Begin Information shown
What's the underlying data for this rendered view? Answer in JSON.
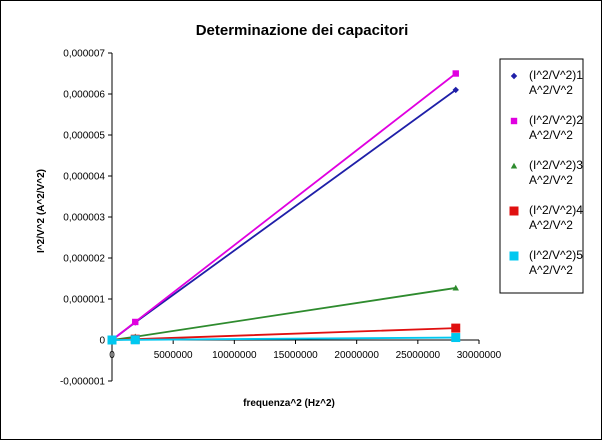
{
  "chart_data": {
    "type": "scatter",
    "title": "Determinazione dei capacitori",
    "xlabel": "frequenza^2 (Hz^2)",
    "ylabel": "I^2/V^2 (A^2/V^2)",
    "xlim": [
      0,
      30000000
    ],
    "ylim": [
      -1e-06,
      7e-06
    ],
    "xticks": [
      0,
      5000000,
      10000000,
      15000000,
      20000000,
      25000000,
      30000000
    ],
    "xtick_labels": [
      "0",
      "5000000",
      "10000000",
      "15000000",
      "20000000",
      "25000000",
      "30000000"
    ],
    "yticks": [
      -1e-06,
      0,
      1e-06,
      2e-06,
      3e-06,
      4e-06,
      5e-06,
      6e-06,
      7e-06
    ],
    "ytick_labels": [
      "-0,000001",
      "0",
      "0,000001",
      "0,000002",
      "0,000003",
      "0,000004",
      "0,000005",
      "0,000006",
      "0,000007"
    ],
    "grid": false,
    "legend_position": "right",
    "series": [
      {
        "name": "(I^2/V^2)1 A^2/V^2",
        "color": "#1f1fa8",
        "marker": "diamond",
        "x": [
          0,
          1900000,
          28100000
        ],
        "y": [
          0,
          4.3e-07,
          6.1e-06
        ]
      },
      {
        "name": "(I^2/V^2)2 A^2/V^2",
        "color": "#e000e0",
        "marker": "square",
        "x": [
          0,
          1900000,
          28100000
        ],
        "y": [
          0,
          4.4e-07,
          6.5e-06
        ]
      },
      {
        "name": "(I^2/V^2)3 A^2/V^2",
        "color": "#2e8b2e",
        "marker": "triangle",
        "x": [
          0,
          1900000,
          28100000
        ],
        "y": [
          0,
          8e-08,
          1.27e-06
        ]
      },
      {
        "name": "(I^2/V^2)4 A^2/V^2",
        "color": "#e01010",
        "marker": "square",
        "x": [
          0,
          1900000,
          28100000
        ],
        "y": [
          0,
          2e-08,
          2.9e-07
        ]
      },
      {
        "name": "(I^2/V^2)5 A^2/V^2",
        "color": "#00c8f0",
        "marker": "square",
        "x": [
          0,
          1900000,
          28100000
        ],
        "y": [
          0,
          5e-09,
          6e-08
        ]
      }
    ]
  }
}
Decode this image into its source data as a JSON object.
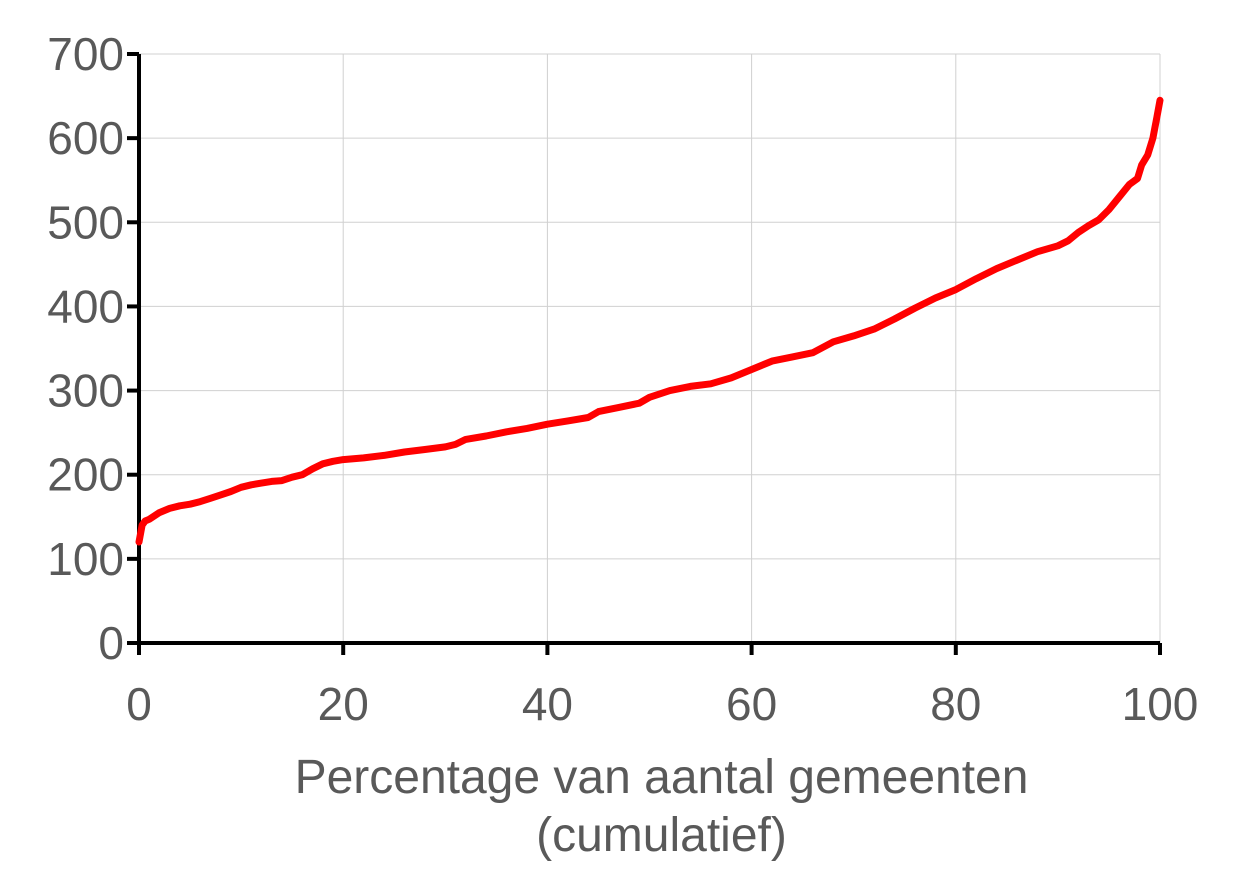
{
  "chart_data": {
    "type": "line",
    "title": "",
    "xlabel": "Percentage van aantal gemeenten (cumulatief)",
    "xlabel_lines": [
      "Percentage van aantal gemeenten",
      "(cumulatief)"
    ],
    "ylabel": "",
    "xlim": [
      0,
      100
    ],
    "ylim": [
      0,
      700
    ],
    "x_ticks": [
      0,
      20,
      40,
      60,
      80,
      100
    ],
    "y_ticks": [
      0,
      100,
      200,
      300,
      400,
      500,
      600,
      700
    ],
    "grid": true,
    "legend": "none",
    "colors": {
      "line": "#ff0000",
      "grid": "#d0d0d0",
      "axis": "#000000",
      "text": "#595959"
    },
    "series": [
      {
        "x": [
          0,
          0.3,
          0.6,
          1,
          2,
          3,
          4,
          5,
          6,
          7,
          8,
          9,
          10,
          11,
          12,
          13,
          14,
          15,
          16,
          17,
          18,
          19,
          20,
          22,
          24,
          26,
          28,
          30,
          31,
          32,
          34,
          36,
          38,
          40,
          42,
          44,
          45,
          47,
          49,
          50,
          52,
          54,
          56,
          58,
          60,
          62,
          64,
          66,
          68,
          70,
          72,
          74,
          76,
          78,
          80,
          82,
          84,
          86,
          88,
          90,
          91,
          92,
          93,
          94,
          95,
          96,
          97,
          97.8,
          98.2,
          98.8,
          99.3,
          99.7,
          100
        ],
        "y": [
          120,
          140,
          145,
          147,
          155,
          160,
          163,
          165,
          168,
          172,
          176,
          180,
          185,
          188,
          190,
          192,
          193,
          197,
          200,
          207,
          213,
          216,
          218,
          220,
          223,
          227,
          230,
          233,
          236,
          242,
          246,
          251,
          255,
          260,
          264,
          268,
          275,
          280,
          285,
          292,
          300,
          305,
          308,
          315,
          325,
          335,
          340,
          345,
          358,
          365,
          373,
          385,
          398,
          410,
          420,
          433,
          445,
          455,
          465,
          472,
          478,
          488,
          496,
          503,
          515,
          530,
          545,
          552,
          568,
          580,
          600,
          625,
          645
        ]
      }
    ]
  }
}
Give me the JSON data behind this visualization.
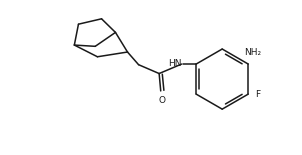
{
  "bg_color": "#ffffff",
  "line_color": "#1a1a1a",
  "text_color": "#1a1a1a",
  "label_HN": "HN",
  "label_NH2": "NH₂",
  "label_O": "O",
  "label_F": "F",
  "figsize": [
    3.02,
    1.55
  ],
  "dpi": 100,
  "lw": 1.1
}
End Information shown
Begin Information shown
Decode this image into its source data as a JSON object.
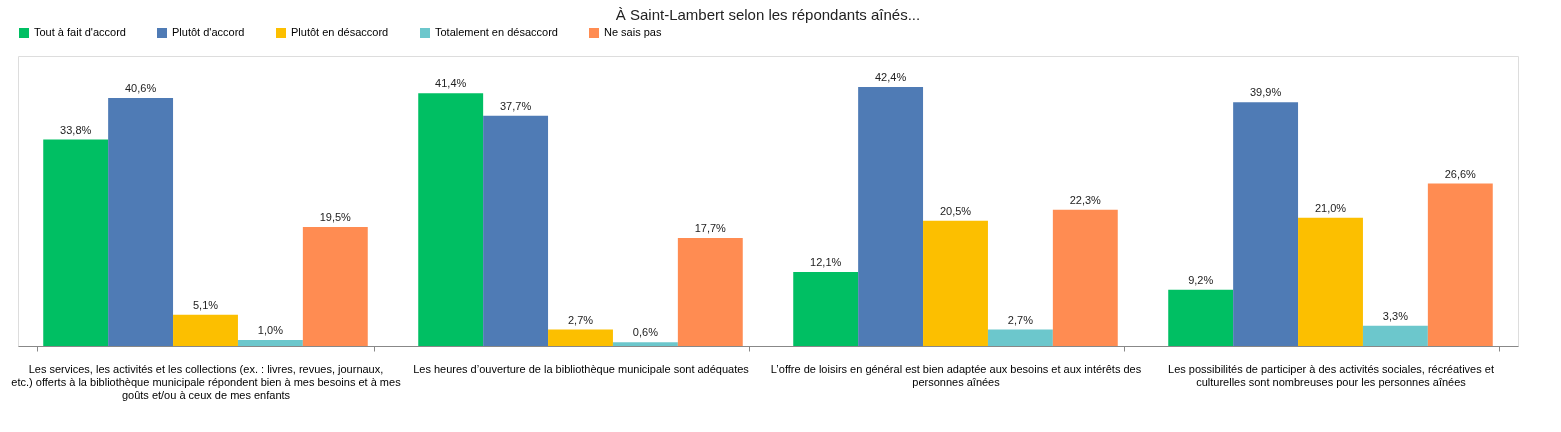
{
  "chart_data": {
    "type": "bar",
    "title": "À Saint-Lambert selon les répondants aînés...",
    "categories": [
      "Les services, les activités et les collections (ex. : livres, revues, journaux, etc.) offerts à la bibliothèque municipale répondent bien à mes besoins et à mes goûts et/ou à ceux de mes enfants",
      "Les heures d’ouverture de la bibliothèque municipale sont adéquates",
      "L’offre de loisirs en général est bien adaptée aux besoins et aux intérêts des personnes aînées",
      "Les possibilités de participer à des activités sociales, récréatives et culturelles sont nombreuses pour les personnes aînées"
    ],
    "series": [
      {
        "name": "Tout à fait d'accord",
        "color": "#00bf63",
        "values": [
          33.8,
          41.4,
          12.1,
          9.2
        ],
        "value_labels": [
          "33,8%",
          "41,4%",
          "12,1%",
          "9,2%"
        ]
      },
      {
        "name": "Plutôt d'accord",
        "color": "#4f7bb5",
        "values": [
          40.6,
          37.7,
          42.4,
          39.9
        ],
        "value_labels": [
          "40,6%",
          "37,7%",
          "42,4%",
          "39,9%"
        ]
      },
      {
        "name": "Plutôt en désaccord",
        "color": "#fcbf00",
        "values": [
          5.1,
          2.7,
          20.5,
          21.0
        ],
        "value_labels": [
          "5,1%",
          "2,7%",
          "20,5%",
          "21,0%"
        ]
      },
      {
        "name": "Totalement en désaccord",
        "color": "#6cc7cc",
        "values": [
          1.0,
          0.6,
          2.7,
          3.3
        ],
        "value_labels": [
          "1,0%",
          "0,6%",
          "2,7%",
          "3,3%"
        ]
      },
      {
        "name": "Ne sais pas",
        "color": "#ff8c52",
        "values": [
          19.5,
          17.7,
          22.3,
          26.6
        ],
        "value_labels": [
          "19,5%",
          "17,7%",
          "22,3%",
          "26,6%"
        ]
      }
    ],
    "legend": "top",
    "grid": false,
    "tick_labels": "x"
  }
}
End Information shown
**What you should do**
What is the number of lines in the data holding the word "JSON"? Reply with that number only.

**Complete answer**
4